WORK REQUIRED ▸
Print, exactly and completely, every entry in the data.

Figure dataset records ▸
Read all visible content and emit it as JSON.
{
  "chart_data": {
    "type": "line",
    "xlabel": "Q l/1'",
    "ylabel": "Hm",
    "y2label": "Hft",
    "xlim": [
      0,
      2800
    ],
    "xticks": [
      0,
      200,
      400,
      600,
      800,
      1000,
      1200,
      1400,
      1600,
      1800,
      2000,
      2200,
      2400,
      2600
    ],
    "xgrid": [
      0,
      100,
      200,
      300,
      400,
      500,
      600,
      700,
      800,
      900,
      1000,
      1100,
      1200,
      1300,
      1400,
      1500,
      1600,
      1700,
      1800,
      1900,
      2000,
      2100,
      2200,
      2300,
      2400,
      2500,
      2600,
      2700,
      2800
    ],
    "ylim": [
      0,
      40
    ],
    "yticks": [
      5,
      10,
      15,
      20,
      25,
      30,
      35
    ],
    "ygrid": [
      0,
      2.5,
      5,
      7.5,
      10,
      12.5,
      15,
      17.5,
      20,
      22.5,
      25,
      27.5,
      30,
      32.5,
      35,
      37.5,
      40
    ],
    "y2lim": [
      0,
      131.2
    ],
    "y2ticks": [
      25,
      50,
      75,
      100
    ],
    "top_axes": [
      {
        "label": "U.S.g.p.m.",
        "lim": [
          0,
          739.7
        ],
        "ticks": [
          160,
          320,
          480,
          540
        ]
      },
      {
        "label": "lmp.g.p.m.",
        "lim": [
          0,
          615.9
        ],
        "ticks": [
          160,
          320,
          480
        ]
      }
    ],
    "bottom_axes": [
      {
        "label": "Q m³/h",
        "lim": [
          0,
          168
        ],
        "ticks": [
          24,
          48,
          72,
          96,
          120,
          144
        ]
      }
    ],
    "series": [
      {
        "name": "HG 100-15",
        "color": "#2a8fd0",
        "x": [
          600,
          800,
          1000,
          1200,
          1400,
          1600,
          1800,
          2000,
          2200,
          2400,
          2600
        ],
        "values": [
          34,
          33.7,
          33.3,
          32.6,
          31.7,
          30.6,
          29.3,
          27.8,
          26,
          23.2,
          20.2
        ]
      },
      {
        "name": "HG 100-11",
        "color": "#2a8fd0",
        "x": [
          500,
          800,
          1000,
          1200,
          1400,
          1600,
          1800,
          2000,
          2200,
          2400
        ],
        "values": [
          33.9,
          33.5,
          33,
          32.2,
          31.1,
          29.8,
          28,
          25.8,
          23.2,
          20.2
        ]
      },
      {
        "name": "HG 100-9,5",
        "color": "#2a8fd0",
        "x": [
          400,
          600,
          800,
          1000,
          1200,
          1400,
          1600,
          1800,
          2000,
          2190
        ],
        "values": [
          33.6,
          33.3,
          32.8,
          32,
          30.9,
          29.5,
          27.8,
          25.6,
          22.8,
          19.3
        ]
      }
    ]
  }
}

SOLVED PROBLEM ▸
Read all visible content and emit it as JSON.
{
  "chart_data": {
    "type": "line",
    "xlabel": "Q l/1'",
    "ylabel": "Hm",
    "y2label": "Hft",
    "xlim": [
      0,
      2800
    ],
    "xticks": [
      0,
      200,
      400,
      600,
      800,
      1000,
      1200,
      1400,
      1600,
      1800,
      2000,
      2200,
      2400,
      2600
    ],
    "xgrid": [
      0,
      100,
      200,
      300,
      400,
      500,
      600,
      700,
      800,
      900,
      1000,
      1100,
      1200,
      1300,
      1400,
      1500,
      1600,
      1700,
      1800,
      1900,
      2000,
      2100,
      2200,
      2300,
      2400,
      2500,
      2600,
      2700,
      2800
    ],
    "ylim": [
      0,
      40
    ],
    "yticks": [
      5,
      10,
      15,
      20,
      25,
      30,
      35
    ],
    "ygrid": [
      0,
      2.5,
      5,
      7.5,
      10,
      12.5,
      15,
      17.5,
      20,
      22.5,
      25,
      27.5,
      30,
      32.5,
      35,
      37.5,
      40
    ],
    "y2lim": [
      0,
      131.2
    ],
    "y2ticks": [
      25,
      50,
      75,
      100
    ],
    "top_axes": [
      {
        "label": "U.S.g.p.m.",
        "lim": [
          0,
          739.7
        ],
        "ticks": [
          160,
          320,
          480,
          540
        ]
      },
      {
        "label": "lmp.g.p.m.",
        "lim": [
          0,
          615.9
        ],
        "ticks": [
          160,
          320,
          480
        ]
      }
    ],
    "bottom_axes": [
      {
        "label": "Q m³/h",
        "lim": [
          0,
          168
        ],
        "ticks": [
          24,
          48,
          72,
          96,
          120,
          144
        ]
      }
    ],
    "series": [
      {
        "name": "HG 100-15",
        "color": "#2a8fd0",
        "x": [
          600,
          800,
          1000,
          1200,
          1400,
          1600,
          1800,
          2000,
          2200,
          2400,
          2600
        ],
        "values": [
          34,
          33.7,
          33.3,
          32.6,
          31.7,
          30.6,
          29.3,
          27.8,
          26,
          23.2,
          20.2
        ]
      },
      {
        "name": "HG 100-11",
        "color": "#2a8fd0",
        "x": [
          500,
          800,
          1000,
          1200,
          1400,
          1600,
          1800,
          2000,
          2200,
          2400
        ],
        "values": [
          33.9,
          33.5,
          33,
          32.2,
          31.1,
          29.8,
          28,
          25.8,
          23.2,
          20.2
        ]
      },
      {
        "name": "HG 100-9,5",
        "color": "#2a8fd0",
        "x": [
          400,
          600,
          800,
          1000,
          1200,
          1400,
          1600,
          1800,
          2000,
          2190
        ],
        "values": [
          33.6,
          33.3,
          32.8,
          32,
          30.9,
          29.5,
          27.8,
          25.6,
          22.8,
          19.3
        ]
      }
    ]
  }
}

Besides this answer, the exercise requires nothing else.